THE EXERCISE | Copy the records that follow exactly as written, but not their pictures.

Excerpt from a dataset |
::::
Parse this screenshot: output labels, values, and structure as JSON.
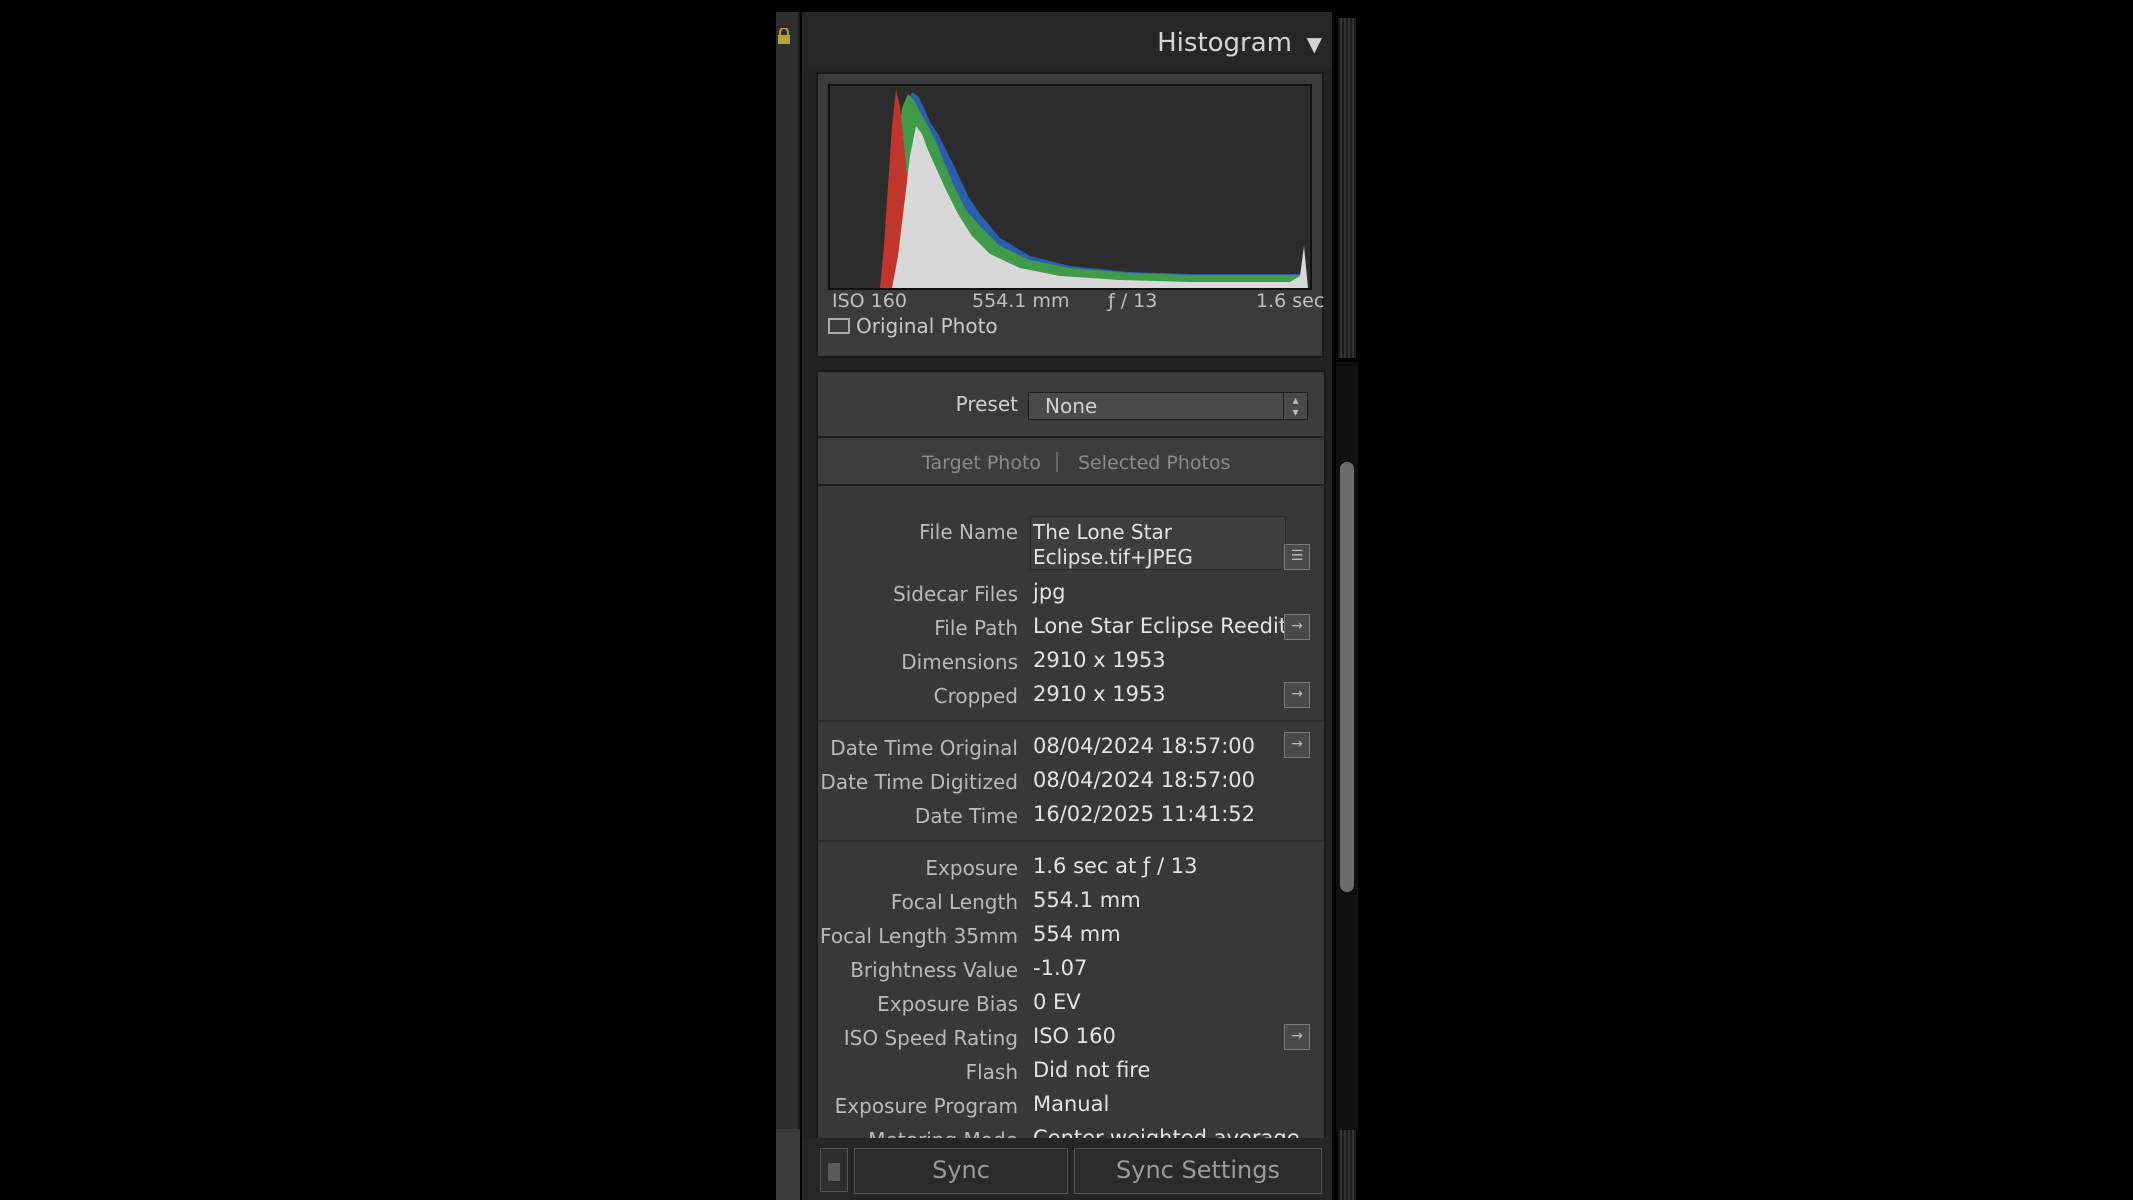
{
  "histogram": {
    "title": "Histogram",
    "info": {
      "iso": "ISO 160",
      "focal": "554.1 mm",
      "aperture": "ƒ / 13",
      "shutter": "1.6 sec"
    },
    "original_photo_label": "Original Photo",
    "colors": {
      "red": "#c2352b",
      "green": "#3f9a4a",
      "blue": "#2a5fb0",
      "white": "#d8d8d8"
    }
  },
  "metadata": {
    "preset_label": "Preset",
    "preset_value": "None",
    "tabs": {
      "target": "Target Photo",
      "selected": "Selected Photos"
    },
    "file_name_label": "File Name",
    "file_name_line1": "The Lone Star",
    "file_name_line2": "Eclipse.tif+JPEG",
    "rows": [
      {
        "label": "Sidecar Files",
        "value": "jpg"
      },
      {
        "label": "File Path",
        "value": "Lone Star Eclipse Reedit"
      },
      {
        "label": "Dimensions",
        "value": "2910 x 1953"
      },
      {
        "label": "Cropped",
        "value": "2910 x 1953"
      },
      {
        "label": "Date Time Original",
        "value": "08/04/2024 18:57:00"
      },
      {
        "label": "Date Time Digitized",
        "value": "08/04/2024 18:57:00"
      },
      {
        "label": "Date Time",
        "value": "16/02/2025 11:41:52"
      },
      {
        "label": "Exposure",
        "value": "1.6 sec at ƒ / 13"
      },
      {
        "label": "Focal Length",
        "value": "554.1 mm"
      },
      {
        "label": "Focal Length 35mm",
        "value": "554 mm"
      },
      {
        "label": "Brightness Value",
        "value": "-1.07"
      },
      {
        "label": "Exposure Bias",
        "value": "0 EV"
      },
      {
        "label": "ISO Speed Rating",
        "value": "ISO 160"
      },
      {
        "label": "Flash",
        "value": "Did not fire"
      },
      {
        "label": "Exposure Program",
        "value": "Manual"
      },
      {
        "label": "Metering Mode",
        "value": "Center-weighted average"
      }
    ]
  },
  "bottom": {
    "sync": "Sync",
    "sync_settings": "Sync Settings"
  }
}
::::
FINAL RESULT |
Parse this screenshot: output labels, values, and structure as JSON.
{
  "histogram": {
    "title": "Histogram",
    "info": {
      "iso": "ISO 160",
      "focal": "554.1 mm",
      "aperture": "ƒ / 13",
      "shutter": "1.6 sec"
    },
    "original_photo_label": "Original Photo",
    "colors": {
      "red": "#c2352b",
      "green": "#3f9a4a",
      "blue": "#2a5fb0",
      "white": "#d8d8d8"
    }
  },
  "metadata": {
    "preset_label": "Preset",
    "preset_value": "None",
    "tabs": {
      "target": "Target Photo",
      "selected": "Selected Photos"
    },
    "file_name_label": "File Name",
    "file_name_line1": "The Lone Star",
    "file_name_line2": "Eclipse.tif+JPEG",
    "rows": [
      {
        "label": "Sidecar Files",
        "value": "jpg"
      },
      {
        "label": "File Path",
        "value": "Lone Star Eclipse Reedit"
      },
      {
        "label": "Dimensions",
        "value": "2910 x 1953"
      },
      {
        "label": "Cropped",
        "value": "2910 x 1953"
      },
      {
        "label": "Date Time Original",
        "value": "08/04/2024 18:57:00"
      },
      {
        "label": "Date Time Digitized",
        "value": "08/04/2024 18:57:00"
      },
      {
        "label": "Date Time",
        "value": "16/02/2025 11:41:52"
      },
      {
        "label": "Exposure",
        "value": "1.6 sec at ƒ / 13"
      },
      {
        "label": "Focal Length",
        "value": "554.1 mm"
      },
      {
        "label": "Focal Length 35mm",
        "value": "554 mm"
      },
      {
        "label": "Brightness Value",
        "value": "-1.07"
      },
      {
        "label": "Exposure Bias",
        "value": "0 EV"
      },
      {
        "label": "ISO Speed Rating",
        "value": "ISO 160"
      },
      {
        "label": "Flash",
        "value": "Did not fire"
      },
      {
        "label": "Exposure Program",
        "value": "Manual"
      },
      {
        "label": "Metering Mode",
        "value": "Center-weighted average"
      }
    ]
  },
  "bottom": {
    "sync": "Sync",
    "sync_settings": "Sync Settings"
  }
}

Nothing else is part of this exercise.